- _Objective_
The records below must be duplicated exactly, character for character.

- _Given records_

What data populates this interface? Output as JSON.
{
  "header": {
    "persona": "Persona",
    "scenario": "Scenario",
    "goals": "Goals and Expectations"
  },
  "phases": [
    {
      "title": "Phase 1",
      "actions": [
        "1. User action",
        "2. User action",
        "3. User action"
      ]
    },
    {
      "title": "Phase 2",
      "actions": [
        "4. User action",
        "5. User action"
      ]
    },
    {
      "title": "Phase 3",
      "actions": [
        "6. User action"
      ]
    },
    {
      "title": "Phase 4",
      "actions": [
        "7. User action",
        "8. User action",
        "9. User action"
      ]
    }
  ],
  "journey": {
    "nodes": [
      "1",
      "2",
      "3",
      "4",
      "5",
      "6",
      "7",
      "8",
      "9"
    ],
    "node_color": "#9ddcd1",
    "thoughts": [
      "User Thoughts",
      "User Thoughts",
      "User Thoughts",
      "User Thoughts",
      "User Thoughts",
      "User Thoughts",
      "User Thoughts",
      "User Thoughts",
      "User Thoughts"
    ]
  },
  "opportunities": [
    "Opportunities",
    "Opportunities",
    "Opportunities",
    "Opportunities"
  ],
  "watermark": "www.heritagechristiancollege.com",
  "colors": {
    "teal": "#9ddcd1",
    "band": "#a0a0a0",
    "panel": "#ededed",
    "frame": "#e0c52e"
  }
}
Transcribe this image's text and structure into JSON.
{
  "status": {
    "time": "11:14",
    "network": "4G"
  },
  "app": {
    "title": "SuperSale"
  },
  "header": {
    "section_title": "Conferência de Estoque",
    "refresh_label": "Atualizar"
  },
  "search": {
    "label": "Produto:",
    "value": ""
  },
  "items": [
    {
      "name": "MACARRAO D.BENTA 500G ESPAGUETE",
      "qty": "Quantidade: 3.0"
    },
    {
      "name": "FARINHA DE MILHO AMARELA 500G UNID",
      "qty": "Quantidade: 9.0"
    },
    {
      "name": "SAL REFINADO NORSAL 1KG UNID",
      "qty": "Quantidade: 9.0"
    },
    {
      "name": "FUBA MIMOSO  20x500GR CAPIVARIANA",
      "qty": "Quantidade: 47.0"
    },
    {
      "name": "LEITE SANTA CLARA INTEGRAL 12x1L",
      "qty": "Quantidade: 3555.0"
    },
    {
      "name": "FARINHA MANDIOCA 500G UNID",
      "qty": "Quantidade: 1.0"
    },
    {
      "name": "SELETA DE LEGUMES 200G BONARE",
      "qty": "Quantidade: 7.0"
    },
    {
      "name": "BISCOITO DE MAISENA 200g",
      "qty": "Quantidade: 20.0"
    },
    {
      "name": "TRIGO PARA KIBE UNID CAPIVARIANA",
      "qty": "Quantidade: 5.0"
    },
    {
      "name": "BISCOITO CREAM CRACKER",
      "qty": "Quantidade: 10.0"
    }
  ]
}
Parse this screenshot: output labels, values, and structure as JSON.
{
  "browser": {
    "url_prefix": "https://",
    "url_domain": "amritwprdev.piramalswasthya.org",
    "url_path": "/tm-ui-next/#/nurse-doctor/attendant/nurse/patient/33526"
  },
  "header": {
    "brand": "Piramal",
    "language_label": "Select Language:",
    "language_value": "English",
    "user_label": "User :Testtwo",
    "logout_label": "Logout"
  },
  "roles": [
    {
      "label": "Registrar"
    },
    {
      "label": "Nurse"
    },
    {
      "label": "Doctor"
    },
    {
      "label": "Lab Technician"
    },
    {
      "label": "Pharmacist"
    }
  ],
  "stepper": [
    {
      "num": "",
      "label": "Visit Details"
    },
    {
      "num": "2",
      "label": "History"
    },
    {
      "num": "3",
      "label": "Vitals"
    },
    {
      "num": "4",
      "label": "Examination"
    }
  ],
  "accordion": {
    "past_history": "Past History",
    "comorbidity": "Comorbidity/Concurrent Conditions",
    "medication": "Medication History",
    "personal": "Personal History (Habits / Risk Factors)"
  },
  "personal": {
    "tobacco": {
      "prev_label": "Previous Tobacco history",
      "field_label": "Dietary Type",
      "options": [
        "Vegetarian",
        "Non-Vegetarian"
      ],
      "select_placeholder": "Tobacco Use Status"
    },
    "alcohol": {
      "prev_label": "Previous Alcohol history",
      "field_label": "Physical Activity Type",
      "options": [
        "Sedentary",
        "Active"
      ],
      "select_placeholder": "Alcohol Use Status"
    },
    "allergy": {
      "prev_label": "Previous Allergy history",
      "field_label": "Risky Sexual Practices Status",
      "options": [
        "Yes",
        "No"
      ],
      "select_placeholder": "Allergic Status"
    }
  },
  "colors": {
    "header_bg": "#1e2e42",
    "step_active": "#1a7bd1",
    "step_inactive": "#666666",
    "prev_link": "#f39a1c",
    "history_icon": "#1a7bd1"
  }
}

- _Solution for this problem_
What data populates this interface? Output as JSON.
{
  "header": {
    "persona": "Persona",
    "scenario": "Scenario",
    "goals": "Goals and Expectations"
  },
  "phases": [
    {
      "title": "Phase 1",
      "actions": [
        "1. User action",
        "2. User action",
        "3. User action"
      ]
    },
    {
      "title": "Phase 2",
      "actions": [
        "4. User action",
        "5. User action"
      ]
    },
    {
      "title": "Phase 3",
      "actions": [
        "6. User action"
      ]
    },
    {
      "title": "Phase 4",
      "actions": [
        "7. User action",
        "8. User action",
        "9. User action"
      ]
    }
  ],
  "journey": {
    "nodes": [
      "1",
      "2",
      "3",
      "4",
      "5",
      "6",
      "7",
      "8",
      "9"
    ],
    "node_color": "#9ddcd1",
    "thoughts": [
      "User Thoughts",
      "User Thoughts",
      "User Thoughts",
      "User Thoughts",
      "User Thoughts",
      "User Thoughts",
      "User Thoughts",
      "User Thoughts",
      "User Thoughts"
    ]
  },
  "opportunities": [
    "Opportunities",
    "Opportunities",
    "Opportunities",
    "Opportunities"
  ],
  "watermark": "www.heritagechristiancollege.com",
  "colors": {
    "teal": "#9ddcd1",
    "band": "#a0a0a0",
    "panel": "#ededed",
    "frame": "#e0c52e"
  }
}
Transcribe this image's text and structure into JSON.
{
  "status": {
    "time": "11:14",
    "network": "4G"
  },
  "app": {
    "title": "SuperSale"
  },
  "header": {
    "section_title": "Conferência de Estoque",
    "refresh_label": "Atualizar"
  },
  "search": {
    "label": "Produto:",
    "value": ""
  },
  "items": [
    {
      "name": "MACARRAO D.BENTA 500G ESPAGUETE",
      "qty": "Quantidade: 3.0"
    },
    {
      "name": "FARINHA DE MILHO AMARELA 500G UNID",
      "qty": "Quantidade: 9.0"
    },
    {
      "name": "SAL REFINADO NORSAL 1KG UNID",
      "qty": "Quantidade: 9.0"
    },
    {
      "name": "FUBA MIMOSO  20x500GR CAPIVARIANA",
      "qty": "Quantidade: 47.0"
    },
    {
      "name": "LEITE SANTA CLARA INTEGRAL 12x1L",
      "qty": "Quantidade: 3555.0"
    },
    {
      "name": "FARINHA MANDIOCA 500G UNID",
      "qty": "Quantidade: 1.0"
    },
    {
      "name": "SELETA DE LEGUMES 200G BONARE",
      "qty": "Quantidade: 7.0"
    },
    {
      "name": "BISCOITO DE MAISENA 200g",
      "qty": "Quantidade: 20.0"
    },
    {
      "name": "TRIGO PARA KIBE UNID CAPIVARIANA",
      "qty": "Quantidade: 5.0"
    },
    {
      "name": "BISCOITO CREAM CRACKER",
      "qty": "Quantidade: 10.0"
    }
  ]
}
Parse this screenshot: output labels, values, and structure as JSON.
{
  "browser": {
    "url_prefix": "https://",
    "url_domain": "amritwprdev.piramalswasthya.org",
    "url_path": "/tm-ui-next/#/nurse-doctor/attendant/nurse/patient/33526"
  },
  "header": {
    "brand": "Piramal",
    "language_label": "Select Language:",
    "language_value": "English",
    "user_label": "User :Testtwo",
    "logout_label": "Logout"
  },
  "roles": [
    {
      "label": "Registrar"
    },
    {
      "label": "Nurse"
    },
    {
      "label": "Doctor"
    },
    {
      "label": "Lab Technician"
    },
    {
      "label": "Pharmacist"
    }
  ],
  "stepper": [
    {
      "num": "",
      "label": "Visit Details"
    },
    {
      "num": "2",
      "label": "History"
    },
    {
      "num": "3",
      "label": "Vitals"
    },
    {
      "num": "4",
      "label": "Examination"
    }
  ],
  "accordion": {
    "past_history": "Past History",
    "comorbidity": "Comorbidity/Concurrent Conditions",
    "medication": "Medication History",
    "personal": "Personal History (Habits / Risk Factors)"
  },
  "personal": {
    "tobacco": {
      "prev_label": "Previous Tobacco history",
      "field_label": "Dietary Type",
      "options": [
        "Vegetarian",
        "Non-Vegetarian"
      ],
      "select_placeholder": "Tobacco Use Status"
    },
    "alcohol": {
      "prev_label": "Previous Alcohol history",
      "field_label": "Physical Activity Type",
      "options": [
        "Sedentary",
        "Active"
      ],
      "select_placeholder": "Alcohol Use Status"
    },
    "allergy": {
      "prev_label": "Previous Allergy history",
      "field_label": "Risky Sexual Practices Status",
      "options": [
        "Yes",
        "No"
      ],
      "select_placeholder": "Allergic Status"
    }
  },
  "colors": {
    "header_bg": "#1e2e42",
    "step_active": "#1a7bd1",
    "step_inactive": "#666666",
    "prev_link": "#f39a1c",
    "history_icon": "#1a7bd1"
  }
}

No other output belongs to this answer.